Problem to solve: All lines below must be repeated exactly, with the pictures omitted.

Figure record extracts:
☆ ☆ ☆ ☆ ☆

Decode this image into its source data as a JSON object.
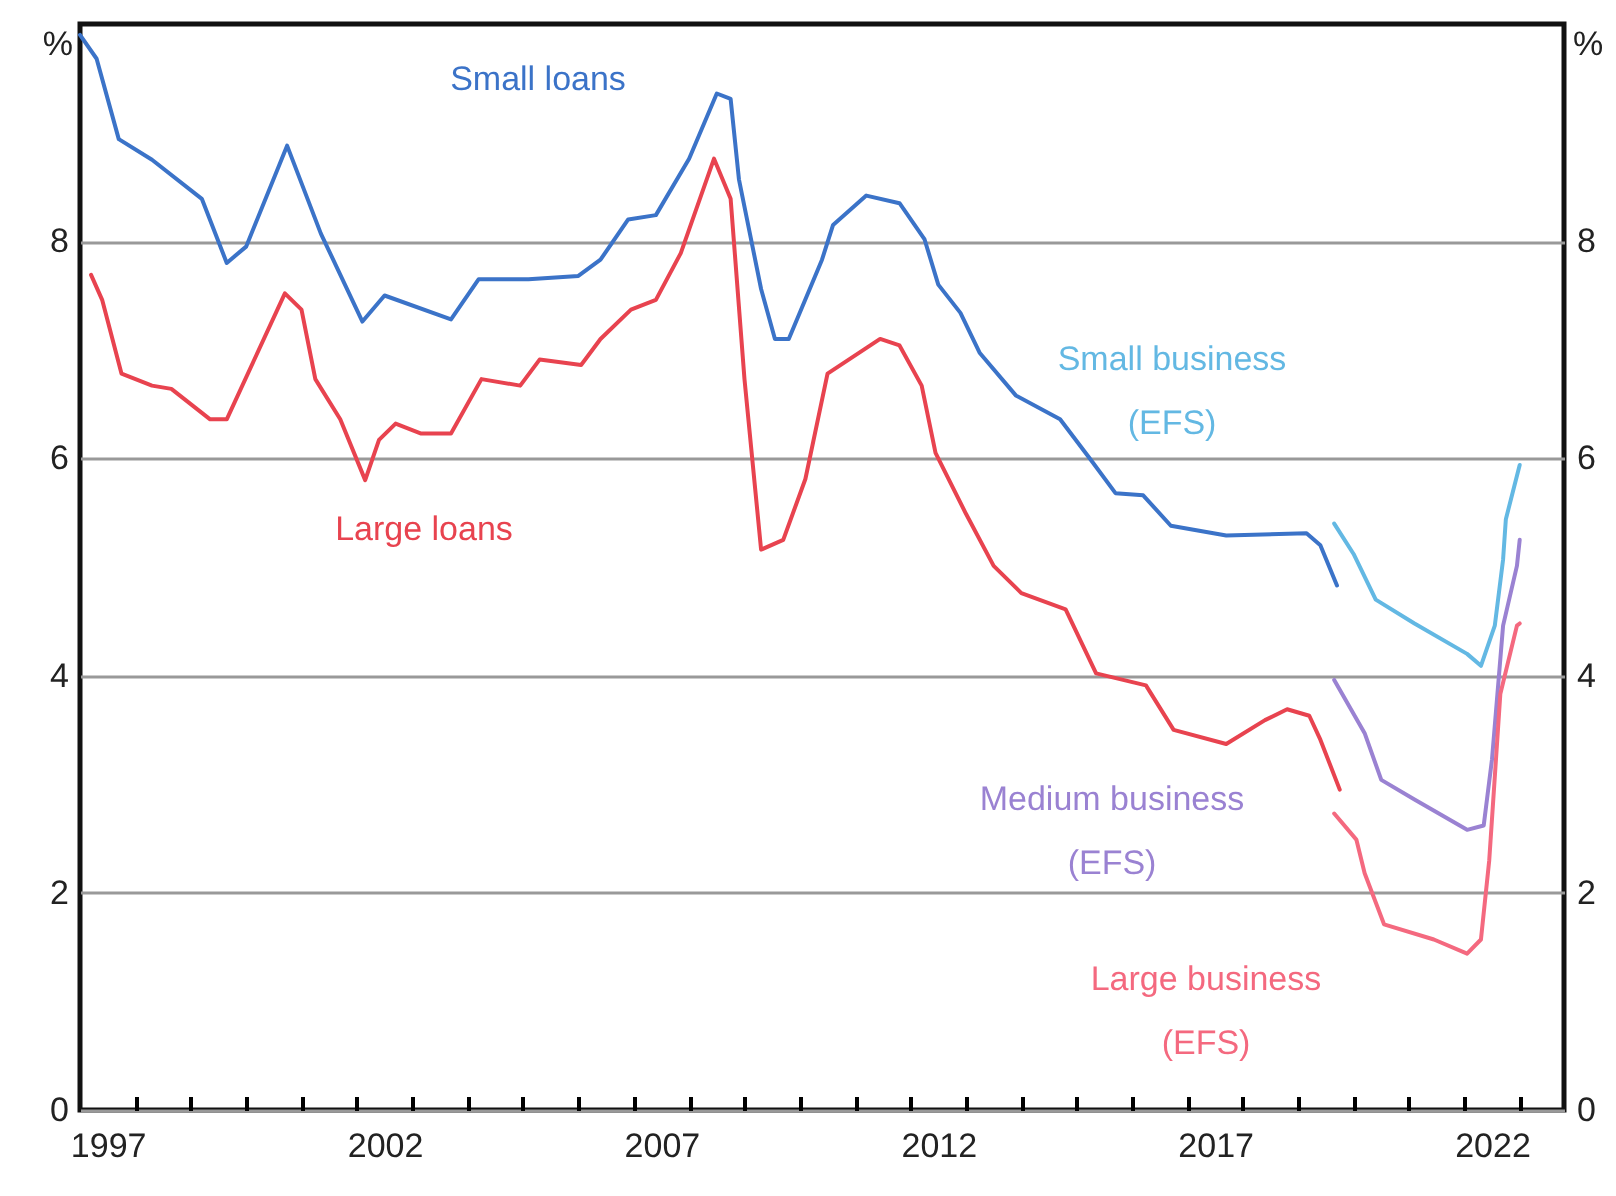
{
  "chart_data": {
    "type": "line",
    "ylabel": "%",
    "y2label": "%",
    "xlim": [
      1997,
      2023.8
    ],
    "xticks": [
      {
        "value": 1997.5,
        "label": "1997"
      },
      {
        "value": 1998,
        "label": null
      },
      {
        "value": 1999,
        "label": null
      },
      {
        "value": 2000,
        "label": null
      },
      {
        "value": 2001,
        "label": null
      },
      {
        "value": 2002,
        "label": null
      },
      {
        "value": 2002.5,
        "label": "2002"
      },
      {
        "value": 2003,
        "label": null
      },
      {
        "value": 2004,
        "label": null
      },
      {
        "value": 2005,
        "label": null
      },
      {
        "value": 2006,
        "label": null
      },
      {
        "value": 2007,
        "label": null
      },
      {
        "value": 2007.5,
        "label": "2007"
      },
      {
        "value": 2008,
        "label": null
      },
      {
        "value": 2009,
        "label": null
      },
      {
        "value": 2010,
        "label": null
      },
      {
        "value": 2011,
        "label": null
      },
      {
        "value": 2012,
        "label": null
      },
      {
        "value": 2012.5,
        "label": "2012"
      },
      {
        "value": 2013,
        "label": null
      },
      {
        "value": 2014,
        "label": null
      },
      {
        "value": 2015,
        "label": null
      },
      {
        "value": 2016,
        "label": null
      },
      {
        "value": 2017,
        "label": null
      },
      {
        "value": 2017.5,
        "label": "2017"
      },
      {
        "value": 2018,
        "label": null
      },
      {
        "value": 2019,
        "label": null
      },
      {
        "value": 2020,
        "label": null
      },
      {
        "value": 2021,
        "label": null
      },
      {
        "value": 2022,
        "label": null
      },
      {
        "value": 2022.5,
        "label": "2022"
      },
      {
        "value": 2023,
        "label": null
      }
    ],
    "ylim": [
      0,
      10
    ],
    "yticks": [
      0,
      2,
      4,
      6,
      8
    ],
    "y2lim": [
      0,
      10
    ],
    "y2ticks": [
      0,
      2,
      4,
      6,
      8
    ],
    "grid": "y",
    "line_style": "solid",
    "marker": "none",
    "series": [
      {
        "name": "Small loans",
        "color": "#3b73c8",
        "x": [
          1997.0,
          1997.3,
          1997.7,
          1998.3,
          1999.2,
          1999.65,
          2000.0,
          2000.74,
          2001.35,
          2002.1,
          2002.5,
          2003.7,
          2004.2,
          2005.1,
          2006.0,
          2006.4,
          2006.9,
          2007.4,
          2008.0,
          2008.5,
          2008.75,
          2008.9,
          2009.3,
          2009.55,
          2009.8,
          2010.4,
          2010.6,
          2011.2,
          2011.8,
          2012.25,
          2012.5,
          2012.9,
          2013.25,
          2013.9,
          2014.7,
          2015.25,
          2015.7,
          2016.2,
          2016.7,
          2017.7,
          2019.15,
          2019.4,
          2019.7
        ],
        "values": [
          9.9,
          9.68,
          8.94,
          8.75,
          8.39,
          7.8,
          7.95,
          8.88,
          8.07,
          7.26,
          7.5,
          7.28,
          7.65,
          7.65,
          7.68,
          7.83,
          8.2,
          8.24,
          8.76,
          9.36,
          9.31,
          8.57,
          7.56,
          7.1,
          7.1,
          7.83,
          8.15,
          8.42,
          8.35,
          8.02,
          7.6,
          7.34,
          6.97,
          6.58,
          6.36,
          5.99,
          5.68,
          5.66,
          5.38,
          5.29,
          5.31,
          5.2,
          4.83
        ]
      },
      {
        "name": "Large loans",
        "color": "#e8434f",
        "x": [
          1997.2,
          1997.4,
          1997.75,
          1998.3,
          1998.65,
          1999.35,
          1999.65,
          2000.7,
          2001.0,
          2001.25,
          2001.7,
          2002.15,
          2002.4,
          2002.7,
          2003.15,
          2003.7,
          2004.25,
          2004.95,
          2005.3,
          2006.05,
          2006.4,
          2006.95,
          2007.4,
          2007.85,
          2008.45,
          2008.75,
          2009.0,
          2009.3,
          2009.7,
          2010.1,
          2010.5,
          2011.45,
          2011.8,
          2012.2,
          2012.45,
          2013.0,
          2013.5,
          2014.0,
          2014.8,
          2015.35,
          2016.25,
          2016.75,
          2017.7,
          2018.4,
          2018.8,
          2019.2,
          2019.4,
          2019.75
        ],
        "values": [
          7.69,
          7.46,
          6.78,
          6.67,
          6.64,
          6.36,
          6.36,
          7.52,
          7.37,
          6.73,
          6.36,
          5.8,
          6.17,
          6.32,
          6.23,
          6.23,
          6.73,
          6.67,
          6.91,
          6.86,
          7.1,
          7.37,
          7.46,
          7.89,
          8.76,
          8.39,
          6.73,
          5.16,
          5.25,
          5.81,
          6.78,
          7.1,
          7.04,
          6.67,
          6.05,
          5.49,
          5.01,
          4.76,
          4.61,
          4.02,
          3.91,
          3.5,
          3.37,
          3.59,
          3.69,
          3.63,
          3.41,
          2.95
        ]
      },
      {
        "name": "Small business (EFS)",
        "color": "#63b8e3",
        "x": [
          2019.65,
          2020.0,
          2020.4,
          2021.1,
          2022.05,
          2022.3,
          2022.55,
          2022.7,
          2022.75,
          2023.0
        ],
        "values": [
          5.4,
          5.12,
          4.7,
          4.48,
          4.2,
          4.09,
          4.46,
          5.07,
          5.44,
          5.94
        ]
      },
      {
        "name": "Medium business (EFS)",
        "color": "#9a82d2",
        "x": [
          2019.65,
          2020.2,
          2020.5,
          2021.1,
          2022.05,
          2022.35,
          2022.5,
          2022.7,
          2022.95,
          2023.0
        ],
        "values": [
          3.96,
          3.47,
          3.04,
          2.86,
          2.58,
          2.62,
          3.23,
          4.46,
          5.01,
          5.25
        ]
      },
      {
        "name": "Large business (EFS)",
        "color": "#f4697f",
        "x": [
          2019.65,
          2020.05,
          2020.2,
          2020.55,
          2021.45,
          2022.05,
          2022.3,
          2022.45,
          2022.65,
          2022.95,
          2023.0
        ],
        "values": [
          2.73,
          2.49,
          2.18,
          1.71,
          1.57,
          1.44,
          1.57,
          2.3,
          3.83,
          4.46,
          4.48
        ]
      }
    ]
  }
}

☆ ☆ ☆ ☆ ☆

The completed task:
Decode this image into its source data as a JSON object.
{
  "chart_data": {
    "type": "line",
    "ylabel": "%",
    "y2label": "%",
    "xlim": [
      1997,
      2023.8
    ],
    "xticks": [
      {
        "value": 1997.5,
        "label": "1997"
      },
      {
        "value": 1998,
        "label": null
      },
      {
        "value": 1999,
        "label": null
      },
      {
        "value": 2000,
        "label": null
      },
      {
        "value": 2001,
        "label": null
      },
      {
        "value": 2002,
        "label": null
      },
      {
        "value": 2002.5,
        "label": "2002"
      },
      {
        "value": 2003,
        "label": null
      },
      {
        "value": 2004,
        "label": null
      },
      {
        "value": 2005,
        "label": null
      },
      {
        "value": 2006,
        "label": null
      },
      {
        "value": 2007,
        "label": null
      },
      {
        "value": 2007.5,
        "label": "2007"
      },
      {
        "value": 2008,
        "label": null
      },
      {
        "value": 2009,
        "label": null
      },
      {
        "value": 2010,
        "label": null
      },
      {
        "value": 2011,
        "label": null
      },
      {
        "value": 2012,
        "label": null
      },
      {
        "value": 2012.5,
        "label": "2012"
      },
      {
        "value": 2013,
        "label": null
      },
      {
        "value": 2014,
        "label": null
      },
      {
        "value": 2015,
        "label": null
      },
      {
        "value": 2016,
        "label": null
      },
      {
        "value": 2017,
        "label": null
      },
      {
        "value": 2017.5,
        "label": "2017"
      },
      {
        "value": 2018,
        "label": null
      },
      {
        "value": 2019,
        "label": null
      },
      {
        "value": 2020,
        "label": null
      },
      {
        "value": 2021,
        "label": null
      },
      {
        "value": 2022,
        "label": null
      },
      {
        "value": 2022.5,
        "label": "2022"
      },
      {
        "value": 2023,
        "label": null
      }
    ],
    "ylim": [
      0,
      10
    ],
    "yticks": [
      0,
      2,
      4,
      6,
      8
    ],
    "y2lim": [
      0,
      10
    ],
    "y2ticks": [
      0,
      2,
      4,
      6,
      8
    ],
    "grid": "y",
    "line_style": "solid",
    "marker": "none",
    "series": [
      {
        "name": "Small loans",
        "color": "#3b73c8",
        "x": [
          1997.0,
          1997.3,
          1997.7,
          1998.3,
          1999.2,
          1999.65,
          2000.0,
          2000.74,
          2001.35,
          2002.1,
          2002.5,
          2003.7,
          2004.2,
          2005.1,
          2006.0,
          2006.4,
          2006.9,
          2007.4,
          2008.0,
          2008.5,
          2008.75,
          2008.9,
          2009.3,
          2009.55,
          2009.8,
          2010.4,
          2010.6,
          2011.2,
          2011.8,
          2012.25,
          2012.5,
          2012.9,
          2013.25,
          2013.9,
          2014.7,
          2015.25,
          2015.7,
          2016.2,
          2016.7,
          2017.7,
          2019.15,
          2019.4,
          2019.7
        ],
        "values": [
          9.9,
          9.68,
          8.94,
          8.75,
          8.39,
          7.8,
          7.95,
          8.88,
          8.07,
          7.26,
          7.5,
          7.28,
          7.65,
          7.65,
          7.68,
          7.83,
          8.2,
          8.24,
          8.76,
          9.36,
          9.31,
          8.57,
          7.56,
          7.1,
          7.1,
          7.83,
          8.15,
          8.42,
          8.35,
          8.02,
          7.6,
          7.34,
          6.97,
          6.58,
          6.36,
          5.99,
          5.68,
          5.66,
          5.38,
          5.29,
          5.31,
          5.2,
          4.83
        ]
      },
      {
        "name": "Large loans",
        "color": "#e8434f",
        "x": [
          1997.2,
          1997.4,
          1997.75,
          1998.3,
          1998.65,
          1999.35,
          1999.65,
          2000.7,
          2001.0,
          2001.25,
          2001.7,
          2002.15,
          2002.4,
          2002.7,
          2003.15,
          2003.7,
          2004.25,
          2004.95,
          2005.3,
          2006.05,
          2006.4,
          2006.95,
          2007.4,
          2007.85,
          2008.45,
          2008.75,
          2009.0,
          2009.3,
          2009.7,
          2010.1,
          2010.5,
          2011.45,
          2011.8,
          2012.2,
          2012.45,
          2013.0,
          2013.5,
          2014.0,
          2014.8,
          2015.35,
          2016.25,
          2016.75,
          2017.7,
          2018.4,
          2018.8,
          2019.2,
          2019.4,
          2019.75
        ],
        "values": [
          7.69,
          7.46,
          6.78,
          6.67,
          6.64,
          6.36,
          6.36,
          7.52,
          7.37,
          6.73,
          6.36,
          5.8,
          6.17,
          6.32,
          6.23,
          6.23,
          6.73,
          6.67,
          6.91,
          6.86,
          7.1,
          7.37,
          7.46,
          7.89,
          8.76,
          8.39,
          6.73,
          5.16,
          5.25,
          5.81,
          6.78,
          7.1,
          7.04,
          6.67,
          6.05,
          5.49,
          5.01,
          4.76,
          4.61,
          4.02,
          3.91,
          3.5,
          3.37,
          3.59,
          3.69,
          3.63,
          3.41,
          2.95
        ]
      },
      {
        "name": "Small business (EFS)",
        "color": "#63b8e3",
        "x": [
          2019.65,
          2020.0,
          2020.4,
          2021.1,
          2022.05,
          2022.3,
          2022.55,
          2022.7,
          2022.75,
          2023.0
        ],
        "values": [
          5.4,
          5.12,
          4.7,
          4.48,
          4.2,
          4.09,
          4.46,
          5.07,
          5.44,
          5.94
        ]
      },
      {
        "name": "Medium business (EFS)",
        "color": "#9a82d2",
        "x": [
          2019.65,
          2020.2,
          2020.5,
          2021.1,
          2022.05,
          2022.35,
          2022.5,
          2022.7,
          2022.95,
          2023.0
        ],
        "values": [
          3.96,
          3.47,
          3.04,
          2.86,
          2.58,
          2.62,
          3.23,
          4.46,
          5.01,
          5.25
        ]
      },
      {
        "name": "Large business (EFS)",
        "color": "#f4697f",
        "x": [
          2019.65,
          2020.05,
          2020.2,
          2020.55,
          2021.45,
          2022.05,
          2022.3,
          2022.45,
          2022.65,
          2022.95,
          2023.0
        ],
        "values": [
          2.73,
          2.49,
          2.18,
          1.71,
          1.57,
          1.44,
          1.57,
          2.3,
          3.83,
          4.46,
          4.48
        ]
      }
    ]
  }
}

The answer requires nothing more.